**Data listing**
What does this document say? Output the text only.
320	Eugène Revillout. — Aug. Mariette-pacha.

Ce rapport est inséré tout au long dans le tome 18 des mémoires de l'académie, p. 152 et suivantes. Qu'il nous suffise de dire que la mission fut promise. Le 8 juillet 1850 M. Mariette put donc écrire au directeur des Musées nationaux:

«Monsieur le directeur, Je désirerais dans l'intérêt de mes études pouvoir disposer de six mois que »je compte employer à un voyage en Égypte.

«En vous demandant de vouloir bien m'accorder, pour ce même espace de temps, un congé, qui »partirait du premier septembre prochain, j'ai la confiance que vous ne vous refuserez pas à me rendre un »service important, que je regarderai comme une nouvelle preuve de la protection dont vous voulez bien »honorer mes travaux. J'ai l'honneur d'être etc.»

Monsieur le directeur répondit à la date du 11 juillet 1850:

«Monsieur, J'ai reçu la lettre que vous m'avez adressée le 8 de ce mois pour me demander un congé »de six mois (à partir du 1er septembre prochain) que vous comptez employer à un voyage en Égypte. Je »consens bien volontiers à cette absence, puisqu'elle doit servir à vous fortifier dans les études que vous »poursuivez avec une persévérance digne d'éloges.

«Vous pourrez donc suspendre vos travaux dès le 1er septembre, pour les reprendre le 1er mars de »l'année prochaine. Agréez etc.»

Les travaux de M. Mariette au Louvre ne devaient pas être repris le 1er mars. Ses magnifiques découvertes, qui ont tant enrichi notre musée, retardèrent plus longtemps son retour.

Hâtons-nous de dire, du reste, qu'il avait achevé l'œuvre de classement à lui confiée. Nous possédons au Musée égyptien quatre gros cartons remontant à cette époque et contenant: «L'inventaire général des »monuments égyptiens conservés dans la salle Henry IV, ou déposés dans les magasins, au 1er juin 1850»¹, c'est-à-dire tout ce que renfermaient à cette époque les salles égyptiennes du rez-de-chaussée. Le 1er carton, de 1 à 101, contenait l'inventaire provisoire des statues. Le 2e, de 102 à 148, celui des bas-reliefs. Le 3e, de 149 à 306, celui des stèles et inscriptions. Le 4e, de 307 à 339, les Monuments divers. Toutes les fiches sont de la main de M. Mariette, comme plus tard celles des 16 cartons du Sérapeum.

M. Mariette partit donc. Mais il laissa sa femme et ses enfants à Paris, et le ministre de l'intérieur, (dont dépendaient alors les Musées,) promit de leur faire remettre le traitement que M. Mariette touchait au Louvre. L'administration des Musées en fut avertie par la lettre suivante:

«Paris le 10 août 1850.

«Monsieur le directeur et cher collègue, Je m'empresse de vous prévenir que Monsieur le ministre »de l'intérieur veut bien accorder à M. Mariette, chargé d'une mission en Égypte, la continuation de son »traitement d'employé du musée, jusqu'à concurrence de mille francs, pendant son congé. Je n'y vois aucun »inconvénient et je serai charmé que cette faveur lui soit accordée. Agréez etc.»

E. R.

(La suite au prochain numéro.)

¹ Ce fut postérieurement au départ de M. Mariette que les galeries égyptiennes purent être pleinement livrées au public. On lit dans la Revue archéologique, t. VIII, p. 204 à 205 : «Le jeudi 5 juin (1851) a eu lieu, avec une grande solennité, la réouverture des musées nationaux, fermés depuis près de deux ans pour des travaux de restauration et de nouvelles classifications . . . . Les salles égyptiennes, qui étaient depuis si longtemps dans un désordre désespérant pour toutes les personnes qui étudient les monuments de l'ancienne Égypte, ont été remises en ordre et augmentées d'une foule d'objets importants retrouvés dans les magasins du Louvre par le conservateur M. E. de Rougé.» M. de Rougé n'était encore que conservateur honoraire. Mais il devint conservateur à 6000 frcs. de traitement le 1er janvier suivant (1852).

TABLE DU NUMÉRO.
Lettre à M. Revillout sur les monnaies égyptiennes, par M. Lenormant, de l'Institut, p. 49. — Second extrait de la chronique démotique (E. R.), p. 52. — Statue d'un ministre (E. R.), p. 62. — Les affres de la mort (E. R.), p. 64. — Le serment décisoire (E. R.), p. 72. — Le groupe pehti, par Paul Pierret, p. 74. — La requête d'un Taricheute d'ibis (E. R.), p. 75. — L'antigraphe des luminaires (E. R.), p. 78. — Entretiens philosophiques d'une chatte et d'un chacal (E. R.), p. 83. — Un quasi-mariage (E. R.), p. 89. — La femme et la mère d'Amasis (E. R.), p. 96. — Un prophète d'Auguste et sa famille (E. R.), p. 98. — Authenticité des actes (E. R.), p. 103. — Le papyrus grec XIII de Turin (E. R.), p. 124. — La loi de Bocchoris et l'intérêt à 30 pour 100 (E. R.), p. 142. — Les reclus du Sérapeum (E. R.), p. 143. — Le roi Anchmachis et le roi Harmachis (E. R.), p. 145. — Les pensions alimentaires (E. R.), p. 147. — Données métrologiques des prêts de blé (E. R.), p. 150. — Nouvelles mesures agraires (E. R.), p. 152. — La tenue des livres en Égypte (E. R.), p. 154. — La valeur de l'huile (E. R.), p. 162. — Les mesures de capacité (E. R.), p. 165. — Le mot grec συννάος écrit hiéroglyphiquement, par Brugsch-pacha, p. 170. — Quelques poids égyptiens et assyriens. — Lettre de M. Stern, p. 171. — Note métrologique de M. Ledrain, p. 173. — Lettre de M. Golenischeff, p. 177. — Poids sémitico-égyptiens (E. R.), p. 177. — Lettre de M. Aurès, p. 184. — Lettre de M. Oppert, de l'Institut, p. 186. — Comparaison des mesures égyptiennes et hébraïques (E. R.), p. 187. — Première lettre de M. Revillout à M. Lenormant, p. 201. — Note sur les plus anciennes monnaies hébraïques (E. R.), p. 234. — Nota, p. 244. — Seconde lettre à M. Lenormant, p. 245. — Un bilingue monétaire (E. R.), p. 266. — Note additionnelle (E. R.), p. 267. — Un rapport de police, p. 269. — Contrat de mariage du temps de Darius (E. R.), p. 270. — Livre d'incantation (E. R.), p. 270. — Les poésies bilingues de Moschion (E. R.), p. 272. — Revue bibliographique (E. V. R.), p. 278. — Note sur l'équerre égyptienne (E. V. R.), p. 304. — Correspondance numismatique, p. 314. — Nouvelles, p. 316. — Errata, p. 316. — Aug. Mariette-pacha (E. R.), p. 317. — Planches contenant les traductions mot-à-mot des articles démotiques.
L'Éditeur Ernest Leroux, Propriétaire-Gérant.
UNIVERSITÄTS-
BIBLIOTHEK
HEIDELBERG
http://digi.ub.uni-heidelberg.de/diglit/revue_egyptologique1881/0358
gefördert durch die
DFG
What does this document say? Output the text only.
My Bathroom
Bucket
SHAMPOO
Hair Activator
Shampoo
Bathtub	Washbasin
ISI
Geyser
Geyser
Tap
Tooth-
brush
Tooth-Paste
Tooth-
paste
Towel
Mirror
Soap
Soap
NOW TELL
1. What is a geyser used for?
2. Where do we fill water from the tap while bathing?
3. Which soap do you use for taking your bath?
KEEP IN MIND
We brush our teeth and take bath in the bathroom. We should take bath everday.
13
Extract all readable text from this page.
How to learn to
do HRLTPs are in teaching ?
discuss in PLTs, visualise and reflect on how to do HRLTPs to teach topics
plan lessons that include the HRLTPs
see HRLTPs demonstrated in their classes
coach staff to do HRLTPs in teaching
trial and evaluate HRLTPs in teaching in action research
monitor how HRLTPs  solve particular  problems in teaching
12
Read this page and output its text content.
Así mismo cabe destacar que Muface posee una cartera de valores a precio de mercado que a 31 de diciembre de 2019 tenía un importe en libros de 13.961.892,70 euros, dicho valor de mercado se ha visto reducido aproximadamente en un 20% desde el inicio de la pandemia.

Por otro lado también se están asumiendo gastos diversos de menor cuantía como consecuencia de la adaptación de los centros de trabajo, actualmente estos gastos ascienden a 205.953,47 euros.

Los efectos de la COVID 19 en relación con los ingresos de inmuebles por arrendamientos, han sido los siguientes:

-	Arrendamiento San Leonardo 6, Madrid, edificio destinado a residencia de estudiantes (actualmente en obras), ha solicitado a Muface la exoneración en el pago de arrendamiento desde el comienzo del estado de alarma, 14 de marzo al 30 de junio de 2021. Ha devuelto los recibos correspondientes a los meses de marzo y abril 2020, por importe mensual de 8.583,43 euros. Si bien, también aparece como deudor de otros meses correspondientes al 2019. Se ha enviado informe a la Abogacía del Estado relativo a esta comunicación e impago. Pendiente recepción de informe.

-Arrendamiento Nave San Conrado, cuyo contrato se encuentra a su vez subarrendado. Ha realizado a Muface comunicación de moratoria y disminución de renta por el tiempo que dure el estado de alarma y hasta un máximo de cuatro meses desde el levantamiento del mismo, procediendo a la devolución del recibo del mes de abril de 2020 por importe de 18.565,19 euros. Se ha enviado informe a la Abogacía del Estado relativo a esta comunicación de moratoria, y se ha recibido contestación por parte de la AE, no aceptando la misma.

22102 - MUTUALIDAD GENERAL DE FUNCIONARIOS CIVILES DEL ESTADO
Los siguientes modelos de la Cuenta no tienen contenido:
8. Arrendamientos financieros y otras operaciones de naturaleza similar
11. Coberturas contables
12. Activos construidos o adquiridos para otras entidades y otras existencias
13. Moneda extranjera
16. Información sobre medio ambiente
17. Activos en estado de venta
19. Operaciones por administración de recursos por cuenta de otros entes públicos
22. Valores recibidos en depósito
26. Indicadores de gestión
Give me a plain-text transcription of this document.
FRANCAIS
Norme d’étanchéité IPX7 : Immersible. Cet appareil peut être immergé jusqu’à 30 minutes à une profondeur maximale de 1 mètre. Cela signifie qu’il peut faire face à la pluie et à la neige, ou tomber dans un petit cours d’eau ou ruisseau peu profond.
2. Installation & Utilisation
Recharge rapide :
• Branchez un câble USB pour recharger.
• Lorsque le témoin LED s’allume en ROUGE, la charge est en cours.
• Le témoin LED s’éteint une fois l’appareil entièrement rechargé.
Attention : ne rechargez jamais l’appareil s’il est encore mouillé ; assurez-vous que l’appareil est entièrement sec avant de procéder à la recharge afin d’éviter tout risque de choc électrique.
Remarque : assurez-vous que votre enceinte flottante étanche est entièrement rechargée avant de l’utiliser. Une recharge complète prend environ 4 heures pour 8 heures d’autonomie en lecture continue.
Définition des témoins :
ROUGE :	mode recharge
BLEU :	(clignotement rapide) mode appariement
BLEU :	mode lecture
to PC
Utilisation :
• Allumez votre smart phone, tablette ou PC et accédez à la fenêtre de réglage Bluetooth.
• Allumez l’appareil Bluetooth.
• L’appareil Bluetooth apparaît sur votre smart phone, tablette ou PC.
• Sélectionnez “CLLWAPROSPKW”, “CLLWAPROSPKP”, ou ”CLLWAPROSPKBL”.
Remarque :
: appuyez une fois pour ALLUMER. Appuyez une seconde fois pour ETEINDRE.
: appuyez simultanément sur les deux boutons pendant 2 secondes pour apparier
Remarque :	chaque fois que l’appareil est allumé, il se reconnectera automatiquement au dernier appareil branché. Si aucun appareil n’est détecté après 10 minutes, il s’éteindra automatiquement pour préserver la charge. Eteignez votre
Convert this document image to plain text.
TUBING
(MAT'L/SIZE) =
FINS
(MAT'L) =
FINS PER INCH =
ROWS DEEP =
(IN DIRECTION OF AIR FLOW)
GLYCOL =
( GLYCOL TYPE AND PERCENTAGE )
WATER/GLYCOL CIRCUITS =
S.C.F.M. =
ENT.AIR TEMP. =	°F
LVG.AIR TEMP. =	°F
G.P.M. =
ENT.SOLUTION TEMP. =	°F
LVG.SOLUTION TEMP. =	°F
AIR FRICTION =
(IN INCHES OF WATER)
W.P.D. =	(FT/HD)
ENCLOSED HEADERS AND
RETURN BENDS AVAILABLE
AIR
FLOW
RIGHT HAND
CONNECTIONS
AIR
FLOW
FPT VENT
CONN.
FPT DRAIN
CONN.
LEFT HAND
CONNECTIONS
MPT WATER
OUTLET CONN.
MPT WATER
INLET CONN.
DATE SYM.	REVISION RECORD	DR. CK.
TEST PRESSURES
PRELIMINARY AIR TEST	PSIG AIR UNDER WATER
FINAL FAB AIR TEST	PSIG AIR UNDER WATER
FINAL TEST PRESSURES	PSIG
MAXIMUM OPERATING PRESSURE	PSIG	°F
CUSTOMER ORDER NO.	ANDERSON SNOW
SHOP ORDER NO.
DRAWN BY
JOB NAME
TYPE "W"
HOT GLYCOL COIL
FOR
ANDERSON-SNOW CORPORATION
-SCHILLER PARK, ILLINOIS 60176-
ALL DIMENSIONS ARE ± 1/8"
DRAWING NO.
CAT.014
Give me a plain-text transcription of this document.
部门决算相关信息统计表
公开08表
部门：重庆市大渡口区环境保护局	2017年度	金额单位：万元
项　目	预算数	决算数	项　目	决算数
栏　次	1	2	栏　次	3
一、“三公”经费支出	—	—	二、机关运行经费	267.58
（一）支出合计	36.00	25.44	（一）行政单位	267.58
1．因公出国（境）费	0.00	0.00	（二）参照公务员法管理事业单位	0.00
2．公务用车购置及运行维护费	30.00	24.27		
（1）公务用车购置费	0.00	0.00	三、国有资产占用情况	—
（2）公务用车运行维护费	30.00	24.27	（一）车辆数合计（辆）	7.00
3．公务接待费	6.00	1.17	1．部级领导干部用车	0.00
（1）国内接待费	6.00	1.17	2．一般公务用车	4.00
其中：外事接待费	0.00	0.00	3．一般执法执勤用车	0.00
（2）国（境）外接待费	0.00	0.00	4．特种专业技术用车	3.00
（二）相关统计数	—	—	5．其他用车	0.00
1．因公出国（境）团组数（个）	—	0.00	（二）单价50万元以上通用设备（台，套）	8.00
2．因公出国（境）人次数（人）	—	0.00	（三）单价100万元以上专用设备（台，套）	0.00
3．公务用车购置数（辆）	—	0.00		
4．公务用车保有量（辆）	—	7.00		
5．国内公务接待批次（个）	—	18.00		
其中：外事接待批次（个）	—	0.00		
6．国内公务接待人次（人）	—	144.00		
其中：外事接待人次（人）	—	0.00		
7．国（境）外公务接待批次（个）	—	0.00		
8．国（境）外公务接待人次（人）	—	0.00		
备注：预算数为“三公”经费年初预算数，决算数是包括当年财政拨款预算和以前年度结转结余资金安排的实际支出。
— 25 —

**Problem to work on**
Write out every line of the data that holds the word "Monsieur".

**Completed exercise**
«Monsieur le directeur, Je désirerais dans l'intérêt de mes études pouvoir disposer de six mois que »je compte employer à un voyage en Égypte.
Monsieur le directeur répondit à la date du 11 juillet 1850:
«Monsieur, J'ai reçu la lettre que vous m'avez adressée le 8 de ce mois pour me demander un congé »de six mois (à partir du 1er septembre prochain) que vous comptez employer à un voyage en Égypte. Je »consens bien volontiers à cette absence, puisqu'elle doit servir à vous fortifier dans les études que vous »poursuivez avec une persévérance digne d'éloges.
«Monsieur le directeur et cher collègue, Je m'empresse de vous prévenir que Monsieur le ministre »de l'intérieur veut bien accorder à M. Mariette, chargé d'une mission en Égypte, la continuation de son »traitement d'employé du musée, jusqu'à concurrence de mille francs, pendant son congé. Je n'y vois aucun »inconvénient et je serai charmé que cette faveur lui soit accordée. Agréez etc.»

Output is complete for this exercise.